Brief: Write out all of the data exactly as it appears.
* Start *
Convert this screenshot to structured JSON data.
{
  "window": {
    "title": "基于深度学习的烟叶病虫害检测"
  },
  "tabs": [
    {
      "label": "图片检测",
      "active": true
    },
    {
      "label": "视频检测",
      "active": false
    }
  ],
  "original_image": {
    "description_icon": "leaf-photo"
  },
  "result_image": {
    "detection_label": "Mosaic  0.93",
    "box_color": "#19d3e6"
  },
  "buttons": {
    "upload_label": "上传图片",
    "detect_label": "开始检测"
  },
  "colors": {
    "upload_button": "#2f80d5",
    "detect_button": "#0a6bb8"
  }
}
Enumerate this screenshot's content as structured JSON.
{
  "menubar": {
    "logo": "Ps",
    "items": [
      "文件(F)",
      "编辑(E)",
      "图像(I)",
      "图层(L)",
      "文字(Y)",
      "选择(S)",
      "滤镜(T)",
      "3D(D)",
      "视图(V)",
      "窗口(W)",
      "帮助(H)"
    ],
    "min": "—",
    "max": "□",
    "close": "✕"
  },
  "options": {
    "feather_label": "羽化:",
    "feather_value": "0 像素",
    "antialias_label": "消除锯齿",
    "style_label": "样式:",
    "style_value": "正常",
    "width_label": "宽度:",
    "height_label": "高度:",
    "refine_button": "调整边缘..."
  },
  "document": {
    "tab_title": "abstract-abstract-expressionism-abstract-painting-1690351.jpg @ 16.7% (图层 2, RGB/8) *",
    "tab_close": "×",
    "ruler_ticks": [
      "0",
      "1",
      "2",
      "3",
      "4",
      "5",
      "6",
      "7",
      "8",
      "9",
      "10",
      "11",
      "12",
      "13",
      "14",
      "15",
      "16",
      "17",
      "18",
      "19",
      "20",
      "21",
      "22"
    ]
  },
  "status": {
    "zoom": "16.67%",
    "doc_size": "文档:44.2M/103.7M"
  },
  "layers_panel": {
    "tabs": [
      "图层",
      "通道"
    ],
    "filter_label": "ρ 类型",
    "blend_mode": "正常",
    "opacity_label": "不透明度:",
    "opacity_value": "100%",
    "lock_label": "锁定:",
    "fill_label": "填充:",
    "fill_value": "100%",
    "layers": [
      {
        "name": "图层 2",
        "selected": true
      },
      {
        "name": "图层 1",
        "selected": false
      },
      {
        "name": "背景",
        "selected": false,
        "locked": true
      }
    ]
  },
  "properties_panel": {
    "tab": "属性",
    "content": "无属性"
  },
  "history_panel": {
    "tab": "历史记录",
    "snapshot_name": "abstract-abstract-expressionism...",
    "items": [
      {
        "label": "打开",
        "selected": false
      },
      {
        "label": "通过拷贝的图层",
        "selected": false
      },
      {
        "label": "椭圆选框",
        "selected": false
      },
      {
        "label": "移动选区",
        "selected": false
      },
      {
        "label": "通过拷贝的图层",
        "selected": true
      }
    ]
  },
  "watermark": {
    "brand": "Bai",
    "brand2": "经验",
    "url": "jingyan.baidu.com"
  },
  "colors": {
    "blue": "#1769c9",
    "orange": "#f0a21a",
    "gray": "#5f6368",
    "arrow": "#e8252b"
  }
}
* End *
Answer to the exercise:
Convert this screenshot to structured JSON data.
{
  "window": {
    "title": "基于深度学习的烟叶病虫害检测"
  },
  "tabs": [
    {
      "label": "图片检测",
      "active": true
    },
    {
      "label": "视频检测",
      "active": false
    }
  ],
  "original_image": {
    "description_icon": "leaf-photo"
  },
  "result_image": {
    "detection_label": "Mosaic  0.93",
    "box_color": "#19d3e6"
  },
  "buttons": {
    "upload_label": "上传图片",
    "detect_label": "开始检测"
  },
  "colors": {
    "upload_button": "#2f80d5",
    "detect_button": "#0a6bb8"
  }
}
Enumerate this screenshot's content as structured JSON.
{
  "menubar": {
    "logo": "Ps",
    "items": [
      "文件(F)",
      "编辑(E)",
      "图像(I)",
      "图层(L)",
      "文字(Y)",
      "选择(S)",
      "滤镜(T)",
      "3D(D)",
      "视图(V)",
      "窗口(W)",
      "帮助(H)"
    ],
    "min": "—",
    "max": "□",
    "close": "✕"
  },
  "options": {
    "feather_label": "羽化:",
    "feather_value": "0 像素",
    "antialias_label": "消除锯齿",
    "style_label": "样式:",
    "style_value": "正常",
    "width_label": "宽度:",
    "height_label": "高度:",
    "refine_button": "调整边缘..."
  },
  "document": {
    "tab_title": "abstract-abstract-expressionism-abstract-painting-1690351.jpg @ 16.7% (图层 2, RGB/8) *",
    "tab_close": "×",
    "ruler_ticks": [
      "0",
      "1",
      "2",
      "3",
      "4",
      "5",
      "6",
      "7",
      "8",
      "9",
      "10",
      "11",
      "12",
      "13",
      "14",
      "15",
      "16",
      "17",
      "18",
      "19",
      "20",
      "21",
      "22"
    ]
  },
  "status": {
    "zoom": "16.67%",
    "doc_size": "文档:44.2M/103.7M"
  },
  "layers_panel": {
    "tabs": [
      "图层",
      "通道"
    ],
    "filter_label": "ρ 类型",
    "blend_mode": "正常",
    "opacity_label": "不透明度:",
    "opacity_value": "100%",
    "lock_label": "锁定:",
    "fill_label": "填充:",
    "fill_value": "100%",
    "layers": [
      {
        "name": "图层 2",
        "selected": true
      },
      {
        "name": "图层 1",
        "selected": false
      },
      {
        "name": "背景",
        "selected": false,
        "locked": true
      }
    ]
  },
  "properties_panel": {
    "tab": "属性",
    "content": "无属性"
  },
  "history_panel": {
    "tab": "历史记录",
    "snapshot_name": "abstract-abstract-expressionism...",
    "items": [
      {
        "label": "打开",
        "selected": false
      },
      {
        "label": "通过拷贝的图层",
        "selected": false
      },
      {
        "label": "椭圆选框",
        "selected": false
      },
      {
        "label": "移动选区",
        "selected": false
      },
      {
        "label": "通过拷贝的图层",
        "selected": true
      }
    ]
  },
  "watermark": {
    "brand": "Bai",
    "brand2": "经验",
    "url": "jingyan.baidu.com"
  },
  "colors": {
    "blue": "#1769c9",
    "orange": "#f0a21a",
    "gray": "#5f6368",
    "arrow": "#e8252b"
  }
}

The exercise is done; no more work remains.